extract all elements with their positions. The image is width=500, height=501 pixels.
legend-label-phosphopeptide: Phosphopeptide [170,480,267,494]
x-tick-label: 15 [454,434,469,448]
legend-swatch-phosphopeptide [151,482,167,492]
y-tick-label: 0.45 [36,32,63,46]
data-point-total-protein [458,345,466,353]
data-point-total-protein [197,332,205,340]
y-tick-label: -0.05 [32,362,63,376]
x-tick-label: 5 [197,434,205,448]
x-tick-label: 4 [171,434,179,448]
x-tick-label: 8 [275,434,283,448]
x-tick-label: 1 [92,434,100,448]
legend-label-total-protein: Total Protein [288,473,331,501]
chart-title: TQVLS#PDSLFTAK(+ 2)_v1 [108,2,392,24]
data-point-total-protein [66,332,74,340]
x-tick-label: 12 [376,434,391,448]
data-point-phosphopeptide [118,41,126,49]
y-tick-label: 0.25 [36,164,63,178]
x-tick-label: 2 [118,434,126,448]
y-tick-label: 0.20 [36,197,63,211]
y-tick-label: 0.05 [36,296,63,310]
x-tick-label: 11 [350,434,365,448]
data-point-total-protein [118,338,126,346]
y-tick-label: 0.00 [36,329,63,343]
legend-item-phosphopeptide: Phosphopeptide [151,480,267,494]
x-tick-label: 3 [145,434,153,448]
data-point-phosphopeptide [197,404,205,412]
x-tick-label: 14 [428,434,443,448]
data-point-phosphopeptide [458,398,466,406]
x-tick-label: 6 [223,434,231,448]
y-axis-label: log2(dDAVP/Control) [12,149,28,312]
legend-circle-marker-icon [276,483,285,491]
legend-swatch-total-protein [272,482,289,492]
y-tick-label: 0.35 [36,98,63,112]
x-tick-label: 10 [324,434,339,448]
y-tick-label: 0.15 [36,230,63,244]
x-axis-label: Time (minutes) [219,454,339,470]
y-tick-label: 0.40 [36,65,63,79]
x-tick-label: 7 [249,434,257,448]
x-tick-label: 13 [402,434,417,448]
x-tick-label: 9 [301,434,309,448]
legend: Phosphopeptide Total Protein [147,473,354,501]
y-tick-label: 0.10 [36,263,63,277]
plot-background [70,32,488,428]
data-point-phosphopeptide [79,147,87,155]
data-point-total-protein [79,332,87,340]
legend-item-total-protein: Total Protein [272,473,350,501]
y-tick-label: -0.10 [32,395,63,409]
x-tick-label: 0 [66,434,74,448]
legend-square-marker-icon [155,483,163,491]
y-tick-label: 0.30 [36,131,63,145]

*-*-*

◆ Work item
Copy all lines of the listing above that contain the string "marker".

◆ Solution to this exercise
legend-circle-marker-icon [276,483,285,491]
legend-square-marker-icon [155,483,163,491]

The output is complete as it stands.